● What this task involves: Convert the lines of all the material into a JSON list of strings, one string per line, and omit any blank lines.

==== Supplied records

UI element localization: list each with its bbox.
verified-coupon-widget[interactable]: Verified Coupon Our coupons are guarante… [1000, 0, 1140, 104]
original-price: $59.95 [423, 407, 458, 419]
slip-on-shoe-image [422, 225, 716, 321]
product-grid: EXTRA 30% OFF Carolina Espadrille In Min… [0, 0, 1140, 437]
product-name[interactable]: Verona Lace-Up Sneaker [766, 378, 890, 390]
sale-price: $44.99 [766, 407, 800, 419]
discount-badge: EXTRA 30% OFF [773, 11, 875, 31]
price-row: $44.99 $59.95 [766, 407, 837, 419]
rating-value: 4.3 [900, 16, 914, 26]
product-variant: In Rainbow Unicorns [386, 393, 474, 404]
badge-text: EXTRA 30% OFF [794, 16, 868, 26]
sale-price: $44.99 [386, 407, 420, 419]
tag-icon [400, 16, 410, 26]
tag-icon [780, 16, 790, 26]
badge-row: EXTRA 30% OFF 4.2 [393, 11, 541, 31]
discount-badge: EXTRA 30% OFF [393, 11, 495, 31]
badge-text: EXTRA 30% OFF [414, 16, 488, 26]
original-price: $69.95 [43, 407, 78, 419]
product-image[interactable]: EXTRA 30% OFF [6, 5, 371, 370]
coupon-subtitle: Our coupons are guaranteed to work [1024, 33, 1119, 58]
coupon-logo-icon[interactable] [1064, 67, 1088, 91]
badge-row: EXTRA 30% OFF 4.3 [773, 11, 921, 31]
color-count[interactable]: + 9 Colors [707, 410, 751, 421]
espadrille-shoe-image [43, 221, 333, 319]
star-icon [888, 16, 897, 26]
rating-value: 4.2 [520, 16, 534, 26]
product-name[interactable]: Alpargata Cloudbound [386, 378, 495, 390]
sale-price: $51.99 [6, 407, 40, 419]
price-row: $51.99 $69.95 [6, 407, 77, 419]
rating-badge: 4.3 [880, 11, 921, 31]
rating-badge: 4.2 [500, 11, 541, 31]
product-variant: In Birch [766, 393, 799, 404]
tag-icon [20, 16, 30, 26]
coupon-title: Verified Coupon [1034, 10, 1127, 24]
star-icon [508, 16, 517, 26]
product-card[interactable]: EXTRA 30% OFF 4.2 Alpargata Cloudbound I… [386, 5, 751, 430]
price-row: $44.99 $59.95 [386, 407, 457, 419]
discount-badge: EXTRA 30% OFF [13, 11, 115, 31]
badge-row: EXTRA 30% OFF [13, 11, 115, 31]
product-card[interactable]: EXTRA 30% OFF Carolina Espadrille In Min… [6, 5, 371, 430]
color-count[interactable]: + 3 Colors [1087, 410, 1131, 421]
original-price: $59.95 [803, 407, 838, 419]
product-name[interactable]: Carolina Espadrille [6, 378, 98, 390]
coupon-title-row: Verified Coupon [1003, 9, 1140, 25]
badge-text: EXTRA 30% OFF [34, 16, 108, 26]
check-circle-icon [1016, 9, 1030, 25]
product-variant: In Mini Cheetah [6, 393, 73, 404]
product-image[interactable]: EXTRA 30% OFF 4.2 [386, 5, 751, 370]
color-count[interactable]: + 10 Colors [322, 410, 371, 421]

========

● Result:
[
  "UI element localization: list each with its bbox.",
  "verified-coupon-widget[interactable]: Verified Coupon Our coupons are guarante… [1000, 0, 1140, 104]",
  "original-price: $59.95 [423, 407, 458, 419]",
  "slip-on-shoe-image [422, 225, 716, 321]",
  "product-grid: EXTRA 30% OFF Carolina Espadrille In Min… [0, 0, 1140, 437]",
  "product-name[interactable]: Verona Lace-Up Sneaker [766, 378, 890, 390]",
  "sale-price: $44.99 [766, 407, 800, 419]",
  "discount-badge: EXTRA 30% OFF [773, 11, 875, 31]",
  "price-row: $44.99 $59.95 [766, 407, 837, 419]",
  "rating-value: 4.3 [900, 16, 914, 26]",
  "product-variant: In Rainbow Unicorns [386, 393, 474, 404]",
  "badge-text: EXTRA 30% OFF [794, 16, 868, 26]",
  "sale-price: $44.99 [386, 407, 420, 419]",
  "tag-icon [400, 16, 410, 26]",
  "tag-icon [780, 16, 790, 26]",
  "badge-row: EXTRA 30% OFF 4.2 [393, 11, 541, 31]",
  "discount-badge: EXTRA 30% OFF [393, 11, 495, 31]",
  "badge-text: EXTRA 30% OFF [414, 16, 488, 26]",
  "original-price: $69.95 [43, 407, 78, 419]",
  "product-image[interactable]: EXTRA 30% OFF [6, 5, 371, 370]",
  "coupon-subtitle: Our coupons are guaranteed to work [1024, 33, 1119, 58]",
  "coupon-logo-icon[interactable] [1064, 67, 1088, 91]",
  "badge-row: EXTRA 30% OFF 4.3 [773, 11, 921, 31]",
  "color-count[interactable]: + 9 Colors [707, 410, 751, 421]",
  "espadrille-shoe-image [43, 221, 333, 319]",
  "star-icon [888, 16, 897, 26]",
  "rating-value: 4.2 [520, 16, 534, 26]",
  "product-name[interactable]: Alpargata Cloudbound [386, 378, 495, 390]",
  "sale-price: $51.99 [6, 407, 40, 419]",
  "price-row: $51.99 $69.95 [6, 407, 77, 419]",
  "rating-badge: 4.3 [880, 11, 921, 31]",
  "rating-badge: 4.2 [500, 11, 541, 31]",
  "product-variant: In Birch [766, 393, 799, 404]",
  "tag-icon [20, 16, 30, 26]",
  "coupon-title: Verified Coupon [1034, 10, 1127, 24]",
  "star-icon [508, 16, 517, 26]",
  "product-card[interactable]: EXTRA 30% OFF 4.2 Alpargata Cloudbound I… [386, 5, 751, 430]",
  "price-row: $44.99 $59.95 [386, 407, 457, 419]",
  "discount-badge: EXTRA 30% OFF [13, 11, 115, 31]",
  "badge-row: EXTRA 30% OFF [13, 11, 115, 31]",
  "product-card[interactable]: EXTRA 30% OFF Carolina Espadrille In Min… [6, 5, 371, 430]",
  "color-count[interactable]: + 3 Colors [1087, 410, 1131, 421]",
  "original-price: $59.95 [803, 407, 838, 419]",
  "product-name[interactable]: Carolina Espadrille [6, 378, 98, 390]",
  "coupon-title-row: Verified Coupon [1003, 9, 1140, 25]",
  "badge-text: EXTRA 30% OFF [34, 16, 108, 26]",
  "check-circle-icon [1016, 9, 1030, 25]",
  "product-variant: In Mini Cheetah [6, 393, 73, 404]",
  "product-image[interactable]: EXTRA 30% OFF 4.2 [386, 5, 751, 370]",
  "color-count[interactable]: + 10 Colors [322, 410, 371, 421]"
]